> [GOAL]
Reproduce every line in the listing that contains the word "Industrial".

------------------------------------------------------------

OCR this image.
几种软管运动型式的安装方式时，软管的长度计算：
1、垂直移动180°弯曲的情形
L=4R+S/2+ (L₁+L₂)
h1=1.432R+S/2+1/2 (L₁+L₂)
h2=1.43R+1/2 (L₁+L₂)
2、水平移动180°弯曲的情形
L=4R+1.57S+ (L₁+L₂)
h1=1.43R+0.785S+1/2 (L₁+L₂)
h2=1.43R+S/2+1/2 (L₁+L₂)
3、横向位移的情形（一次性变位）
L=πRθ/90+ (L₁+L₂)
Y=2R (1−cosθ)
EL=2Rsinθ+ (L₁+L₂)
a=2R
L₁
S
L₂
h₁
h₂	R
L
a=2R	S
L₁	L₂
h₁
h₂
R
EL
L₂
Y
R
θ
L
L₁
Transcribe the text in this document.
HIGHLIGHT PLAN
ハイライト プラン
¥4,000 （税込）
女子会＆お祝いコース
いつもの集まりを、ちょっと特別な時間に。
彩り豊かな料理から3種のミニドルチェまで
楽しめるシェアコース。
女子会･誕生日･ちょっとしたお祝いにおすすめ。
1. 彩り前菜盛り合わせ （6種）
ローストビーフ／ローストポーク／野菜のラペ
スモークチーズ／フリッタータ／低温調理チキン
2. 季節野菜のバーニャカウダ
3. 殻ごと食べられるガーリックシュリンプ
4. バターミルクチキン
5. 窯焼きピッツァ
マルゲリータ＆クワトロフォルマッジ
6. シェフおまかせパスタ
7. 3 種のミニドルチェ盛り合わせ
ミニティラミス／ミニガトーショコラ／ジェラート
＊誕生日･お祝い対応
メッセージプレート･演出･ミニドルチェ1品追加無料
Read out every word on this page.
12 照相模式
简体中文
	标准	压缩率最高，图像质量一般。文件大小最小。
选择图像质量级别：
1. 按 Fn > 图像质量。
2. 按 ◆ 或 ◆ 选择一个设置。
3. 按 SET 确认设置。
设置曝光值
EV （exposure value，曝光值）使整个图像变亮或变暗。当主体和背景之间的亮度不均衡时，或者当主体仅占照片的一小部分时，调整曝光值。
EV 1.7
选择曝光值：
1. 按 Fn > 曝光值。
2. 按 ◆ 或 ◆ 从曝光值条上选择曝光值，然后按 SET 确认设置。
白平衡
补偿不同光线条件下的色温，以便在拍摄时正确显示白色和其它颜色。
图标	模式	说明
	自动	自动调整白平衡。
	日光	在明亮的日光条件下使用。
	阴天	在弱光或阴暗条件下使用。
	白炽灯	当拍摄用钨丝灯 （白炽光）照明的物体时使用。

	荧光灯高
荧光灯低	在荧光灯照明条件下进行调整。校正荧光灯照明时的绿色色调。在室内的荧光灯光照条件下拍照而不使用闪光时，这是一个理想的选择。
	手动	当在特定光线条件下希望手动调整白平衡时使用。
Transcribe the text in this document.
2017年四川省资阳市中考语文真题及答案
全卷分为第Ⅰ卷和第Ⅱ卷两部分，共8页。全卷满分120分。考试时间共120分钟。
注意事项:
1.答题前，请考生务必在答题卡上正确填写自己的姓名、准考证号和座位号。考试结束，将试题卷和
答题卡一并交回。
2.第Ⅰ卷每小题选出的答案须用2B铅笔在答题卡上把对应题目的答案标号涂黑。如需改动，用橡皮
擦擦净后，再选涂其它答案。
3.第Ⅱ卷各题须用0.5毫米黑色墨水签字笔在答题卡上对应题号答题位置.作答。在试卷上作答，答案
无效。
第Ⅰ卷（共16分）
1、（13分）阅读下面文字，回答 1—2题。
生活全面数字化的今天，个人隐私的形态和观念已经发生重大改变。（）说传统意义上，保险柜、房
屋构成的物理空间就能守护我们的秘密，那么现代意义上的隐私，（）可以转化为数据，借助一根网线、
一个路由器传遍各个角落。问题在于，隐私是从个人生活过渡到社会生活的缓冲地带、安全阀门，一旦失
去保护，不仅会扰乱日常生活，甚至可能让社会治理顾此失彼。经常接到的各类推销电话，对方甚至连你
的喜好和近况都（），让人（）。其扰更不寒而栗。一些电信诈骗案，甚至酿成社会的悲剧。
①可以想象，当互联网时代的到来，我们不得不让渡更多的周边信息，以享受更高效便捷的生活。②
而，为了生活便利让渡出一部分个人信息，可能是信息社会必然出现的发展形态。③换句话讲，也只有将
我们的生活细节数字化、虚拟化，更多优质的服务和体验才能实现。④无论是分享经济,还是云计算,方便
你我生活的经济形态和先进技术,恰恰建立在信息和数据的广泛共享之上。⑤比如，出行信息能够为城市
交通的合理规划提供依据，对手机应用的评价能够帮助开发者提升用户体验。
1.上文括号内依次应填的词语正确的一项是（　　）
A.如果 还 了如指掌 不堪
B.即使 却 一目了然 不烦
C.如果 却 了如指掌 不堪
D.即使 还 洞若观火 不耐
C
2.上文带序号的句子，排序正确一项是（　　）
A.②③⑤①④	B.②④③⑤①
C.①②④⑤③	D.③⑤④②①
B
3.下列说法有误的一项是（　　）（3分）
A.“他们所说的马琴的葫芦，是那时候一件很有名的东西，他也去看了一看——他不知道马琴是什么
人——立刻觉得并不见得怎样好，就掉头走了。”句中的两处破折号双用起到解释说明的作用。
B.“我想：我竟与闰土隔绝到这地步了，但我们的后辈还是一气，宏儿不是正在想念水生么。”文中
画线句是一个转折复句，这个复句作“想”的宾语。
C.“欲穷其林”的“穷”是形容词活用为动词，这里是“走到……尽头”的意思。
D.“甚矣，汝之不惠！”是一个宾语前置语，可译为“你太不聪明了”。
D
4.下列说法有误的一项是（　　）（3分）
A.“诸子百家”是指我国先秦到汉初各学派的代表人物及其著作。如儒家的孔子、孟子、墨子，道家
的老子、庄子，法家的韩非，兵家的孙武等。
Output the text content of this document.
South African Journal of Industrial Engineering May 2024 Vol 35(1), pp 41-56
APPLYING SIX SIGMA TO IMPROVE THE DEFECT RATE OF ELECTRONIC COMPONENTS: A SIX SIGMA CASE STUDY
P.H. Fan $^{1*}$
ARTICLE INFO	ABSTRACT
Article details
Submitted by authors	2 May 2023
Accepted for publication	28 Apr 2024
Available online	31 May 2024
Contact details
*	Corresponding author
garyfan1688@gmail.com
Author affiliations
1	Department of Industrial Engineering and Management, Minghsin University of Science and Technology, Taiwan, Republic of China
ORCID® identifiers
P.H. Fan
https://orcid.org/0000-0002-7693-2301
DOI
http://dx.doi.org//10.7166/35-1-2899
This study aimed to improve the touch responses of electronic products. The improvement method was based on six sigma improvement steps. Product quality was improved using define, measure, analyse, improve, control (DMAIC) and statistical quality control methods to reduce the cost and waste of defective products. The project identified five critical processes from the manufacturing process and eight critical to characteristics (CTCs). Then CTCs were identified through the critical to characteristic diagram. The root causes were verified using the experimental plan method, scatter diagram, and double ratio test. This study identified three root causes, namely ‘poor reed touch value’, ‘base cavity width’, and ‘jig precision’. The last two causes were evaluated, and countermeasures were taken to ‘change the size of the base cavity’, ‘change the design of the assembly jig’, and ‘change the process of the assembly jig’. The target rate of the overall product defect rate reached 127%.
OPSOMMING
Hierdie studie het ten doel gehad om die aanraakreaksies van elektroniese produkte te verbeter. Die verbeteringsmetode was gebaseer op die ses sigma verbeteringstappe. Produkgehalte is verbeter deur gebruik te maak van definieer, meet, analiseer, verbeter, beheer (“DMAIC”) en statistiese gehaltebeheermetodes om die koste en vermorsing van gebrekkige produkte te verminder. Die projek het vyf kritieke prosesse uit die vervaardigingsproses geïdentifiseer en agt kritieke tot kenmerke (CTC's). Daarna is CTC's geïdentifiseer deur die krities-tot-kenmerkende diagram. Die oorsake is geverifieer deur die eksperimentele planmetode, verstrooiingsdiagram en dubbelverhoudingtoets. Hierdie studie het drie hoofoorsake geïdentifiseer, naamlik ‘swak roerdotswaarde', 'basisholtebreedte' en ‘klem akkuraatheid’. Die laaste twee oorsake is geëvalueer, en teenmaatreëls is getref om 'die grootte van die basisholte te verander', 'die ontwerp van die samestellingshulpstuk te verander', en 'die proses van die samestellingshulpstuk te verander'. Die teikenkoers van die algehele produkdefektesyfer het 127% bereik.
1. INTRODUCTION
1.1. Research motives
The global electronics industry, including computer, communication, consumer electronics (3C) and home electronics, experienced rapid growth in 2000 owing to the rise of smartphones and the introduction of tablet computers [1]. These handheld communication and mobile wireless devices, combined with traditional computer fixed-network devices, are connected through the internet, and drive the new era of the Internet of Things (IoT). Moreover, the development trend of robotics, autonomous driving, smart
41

------------------------------------------------------------

> [EXERCISE RESULT]
South African Journal of Industrial Engineering May 2024 Vol 35(1), pp 41-56
1	Department of Industrial Engineering and Management, Minghsin University of Science and Technology, Taiwan, Republic of China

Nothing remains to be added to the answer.